→ **Task goal**:
Of all the lines in the material, how many include the word "Warth"? Give only the number.

→ **Provided records**:
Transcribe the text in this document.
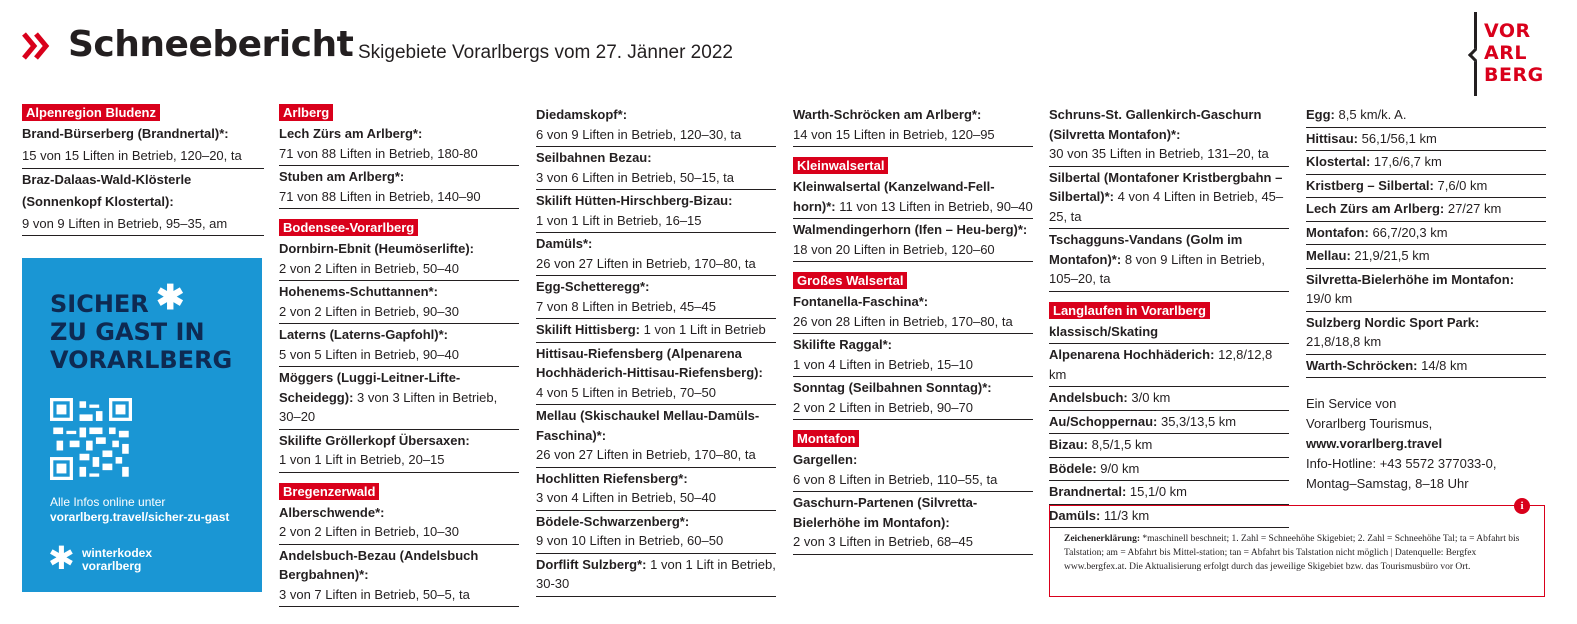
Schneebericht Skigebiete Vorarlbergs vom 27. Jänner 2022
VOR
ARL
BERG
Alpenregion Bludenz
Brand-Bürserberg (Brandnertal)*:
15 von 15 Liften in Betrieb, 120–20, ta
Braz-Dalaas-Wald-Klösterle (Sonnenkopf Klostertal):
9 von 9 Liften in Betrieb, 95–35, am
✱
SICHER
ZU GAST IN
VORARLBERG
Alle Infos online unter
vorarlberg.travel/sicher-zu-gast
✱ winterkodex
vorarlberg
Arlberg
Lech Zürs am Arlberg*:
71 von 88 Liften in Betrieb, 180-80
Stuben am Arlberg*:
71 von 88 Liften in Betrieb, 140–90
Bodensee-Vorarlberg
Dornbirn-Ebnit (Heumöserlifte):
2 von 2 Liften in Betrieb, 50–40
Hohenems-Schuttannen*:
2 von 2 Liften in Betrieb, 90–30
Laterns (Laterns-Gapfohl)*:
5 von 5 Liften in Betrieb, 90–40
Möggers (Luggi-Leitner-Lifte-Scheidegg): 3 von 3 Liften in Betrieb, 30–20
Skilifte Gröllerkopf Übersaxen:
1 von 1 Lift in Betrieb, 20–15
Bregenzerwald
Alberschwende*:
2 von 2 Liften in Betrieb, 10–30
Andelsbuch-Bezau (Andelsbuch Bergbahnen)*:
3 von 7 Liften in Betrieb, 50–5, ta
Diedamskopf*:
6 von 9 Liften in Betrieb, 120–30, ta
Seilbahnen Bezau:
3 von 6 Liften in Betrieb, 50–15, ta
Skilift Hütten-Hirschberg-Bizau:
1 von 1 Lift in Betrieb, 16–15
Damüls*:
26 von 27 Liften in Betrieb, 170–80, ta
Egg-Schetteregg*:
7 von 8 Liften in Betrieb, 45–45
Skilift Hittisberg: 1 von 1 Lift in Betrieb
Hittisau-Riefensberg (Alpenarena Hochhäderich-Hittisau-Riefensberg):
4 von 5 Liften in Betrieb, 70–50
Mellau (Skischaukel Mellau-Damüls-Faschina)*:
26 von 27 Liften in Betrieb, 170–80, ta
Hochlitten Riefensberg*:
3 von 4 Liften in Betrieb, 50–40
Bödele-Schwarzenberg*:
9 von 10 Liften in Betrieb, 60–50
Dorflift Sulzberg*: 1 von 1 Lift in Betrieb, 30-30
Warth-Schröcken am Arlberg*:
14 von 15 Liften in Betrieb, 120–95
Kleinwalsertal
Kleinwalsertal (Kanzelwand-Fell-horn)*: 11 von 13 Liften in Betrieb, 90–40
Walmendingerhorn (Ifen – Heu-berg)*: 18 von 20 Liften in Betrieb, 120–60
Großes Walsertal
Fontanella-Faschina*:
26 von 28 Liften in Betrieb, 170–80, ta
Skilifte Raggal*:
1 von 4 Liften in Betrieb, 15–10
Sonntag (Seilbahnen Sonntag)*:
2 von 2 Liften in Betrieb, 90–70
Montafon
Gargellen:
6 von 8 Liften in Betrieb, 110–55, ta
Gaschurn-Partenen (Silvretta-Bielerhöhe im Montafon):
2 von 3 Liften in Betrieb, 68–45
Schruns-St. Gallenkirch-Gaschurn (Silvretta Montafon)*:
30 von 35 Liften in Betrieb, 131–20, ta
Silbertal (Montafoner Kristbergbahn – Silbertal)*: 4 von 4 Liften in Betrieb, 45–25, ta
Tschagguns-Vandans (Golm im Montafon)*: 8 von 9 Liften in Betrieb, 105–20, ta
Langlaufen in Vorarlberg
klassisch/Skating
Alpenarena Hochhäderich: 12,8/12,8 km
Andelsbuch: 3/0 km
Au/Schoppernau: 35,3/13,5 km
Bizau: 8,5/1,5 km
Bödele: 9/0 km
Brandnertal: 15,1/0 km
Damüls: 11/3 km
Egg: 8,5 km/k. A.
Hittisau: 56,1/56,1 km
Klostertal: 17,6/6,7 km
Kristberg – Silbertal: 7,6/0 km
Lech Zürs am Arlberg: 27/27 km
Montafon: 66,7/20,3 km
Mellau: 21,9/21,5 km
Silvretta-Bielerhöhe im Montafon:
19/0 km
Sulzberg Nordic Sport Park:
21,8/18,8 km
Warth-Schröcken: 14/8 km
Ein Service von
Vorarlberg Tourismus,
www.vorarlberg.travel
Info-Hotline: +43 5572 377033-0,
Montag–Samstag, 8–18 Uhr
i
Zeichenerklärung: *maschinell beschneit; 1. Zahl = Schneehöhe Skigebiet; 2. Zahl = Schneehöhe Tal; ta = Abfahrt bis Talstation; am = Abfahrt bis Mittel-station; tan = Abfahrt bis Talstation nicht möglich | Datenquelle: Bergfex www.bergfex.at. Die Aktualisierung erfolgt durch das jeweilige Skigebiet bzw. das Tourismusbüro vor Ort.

→ **Response below**:
2